To do
All of the data below must be repeated exactly.
----
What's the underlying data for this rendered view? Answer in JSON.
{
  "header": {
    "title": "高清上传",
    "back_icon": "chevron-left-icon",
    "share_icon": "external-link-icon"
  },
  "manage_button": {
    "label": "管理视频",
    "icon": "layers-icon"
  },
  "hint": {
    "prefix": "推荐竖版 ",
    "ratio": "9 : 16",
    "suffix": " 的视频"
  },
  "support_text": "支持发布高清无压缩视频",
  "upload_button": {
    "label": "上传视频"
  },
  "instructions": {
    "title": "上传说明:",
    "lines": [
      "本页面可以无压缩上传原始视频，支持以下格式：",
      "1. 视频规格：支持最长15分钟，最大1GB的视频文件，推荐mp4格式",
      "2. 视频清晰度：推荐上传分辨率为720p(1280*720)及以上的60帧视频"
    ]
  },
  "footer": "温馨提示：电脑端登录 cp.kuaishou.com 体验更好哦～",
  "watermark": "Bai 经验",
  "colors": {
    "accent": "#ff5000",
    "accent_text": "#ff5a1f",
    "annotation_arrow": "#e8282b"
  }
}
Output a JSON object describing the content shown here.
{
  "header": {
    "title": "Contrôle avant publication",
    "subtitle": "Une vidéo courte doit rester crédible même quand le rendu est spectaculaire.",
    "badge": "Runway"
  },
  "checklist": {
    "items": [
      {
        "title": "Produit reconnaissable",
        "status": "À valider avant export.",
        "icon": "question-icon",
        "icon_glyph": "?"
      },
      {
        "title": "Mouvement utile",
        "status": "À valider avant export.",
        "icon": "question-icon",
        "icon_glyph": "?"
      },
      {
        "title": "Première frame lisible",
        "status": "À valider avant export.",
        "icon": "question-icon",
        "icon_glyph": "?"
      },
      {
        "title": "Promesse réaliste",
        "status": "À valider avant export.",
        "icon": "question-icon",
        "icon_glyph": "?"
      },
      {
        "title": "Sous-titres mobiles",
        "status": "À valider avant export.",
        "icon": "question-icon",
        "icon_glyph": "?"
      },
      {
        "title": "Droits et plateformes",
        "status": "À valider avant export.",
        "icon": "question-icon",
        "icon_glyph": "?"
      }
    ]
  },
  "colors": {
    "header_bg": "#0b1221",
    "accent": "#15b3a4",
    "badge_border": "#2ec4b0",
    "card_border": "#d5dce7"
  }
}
----
The result
What's the underlying data for this rendered view? Answer in JSON.
{
  "header": {
    "title": "高清上传",
    "back_icon": "chevron-left-icon",
    "share_icon": "external-link-icon"
  },
  "manage_button": {
    "label": "管理视频",
    "icon": "layers-icon"
  },
  "hint": {
    "prefix": "推荐竖版 ",
    "ratio": "9 : 16",
    "suffix": " 的视频"
  },
  "support_text": "支持发布高清无压缩视频",
  "upload_button": {
    "label": "上传视频"
  },
  "instructions": {
    "title": "上传说明:",
    "lines": [
      "本页面可以无压缩上传原始视频，支持以下格式：",
      "1. 视频规格：支持最长15分钟，最大1GB的视频文件，推荐mp4格式",
      "2. 视频清晰度：推荐上传分辨率为720p(1280*720)及以上的60帧视频"
    ]
  },
  "footer": "温馨提示：电脑端登录 cp.kuaishou.com 体验更好哦～",
  "watermark": "Bai 经验",
  "colors": {
    "accent": "#ff5000",
    "accent_text": "#ff5a1f",
    "annotation_arrow": "#e8282b"
  }
}
Output a JSON object describing the content shown here.
{
  "header": {
    "title": "Contrôle avant publication",
    "subtitle": "Une vidéo courte doit rester crédible même quand le rendu est spectaculaire.",
    "badge": "Runway"
  },
  "checklist": {
    "items": [
      {
        "title": "Produit reconnaissable",
        "status": "À valider avant export.",
        "icon": "question-icon",
        "icon_glyph": "?"
      },
      {
        "title": "Mouvement utile",
        "status": "À valider avant export.",
        "icon": "question-icon",
        "icon_glyph": "?"
      },
      {
        "title": "Première frame lisible",
        "status": "À valider avant export.",
        "icon": "question-icon",
        "icon_glyph": "?"
      },
      {
        "title": "Promesse réaliste",
        "status": "À valider avant export.",
        "icon": "question-icon",
        "icon_glyph": "?"
      },
      {
        "title": "Sous-titres mobiles",
        "status": "À valider avant export.",
        "icon": "question-icon",
        "icon_glyph": "?"
      },
      {
        "title": "Droits et plateformes",
        "status": "À valider avant export.",
        "icon": "question-icon",
        "icon_glyph": "?"
      }
    ]
  },
  "colors": {
    "header_bg": "#0b1221",
    "accent": "#15b3a4",
    "badge_border": "#2ec4b0",
    "card_border": "#d5dce7"
  }
}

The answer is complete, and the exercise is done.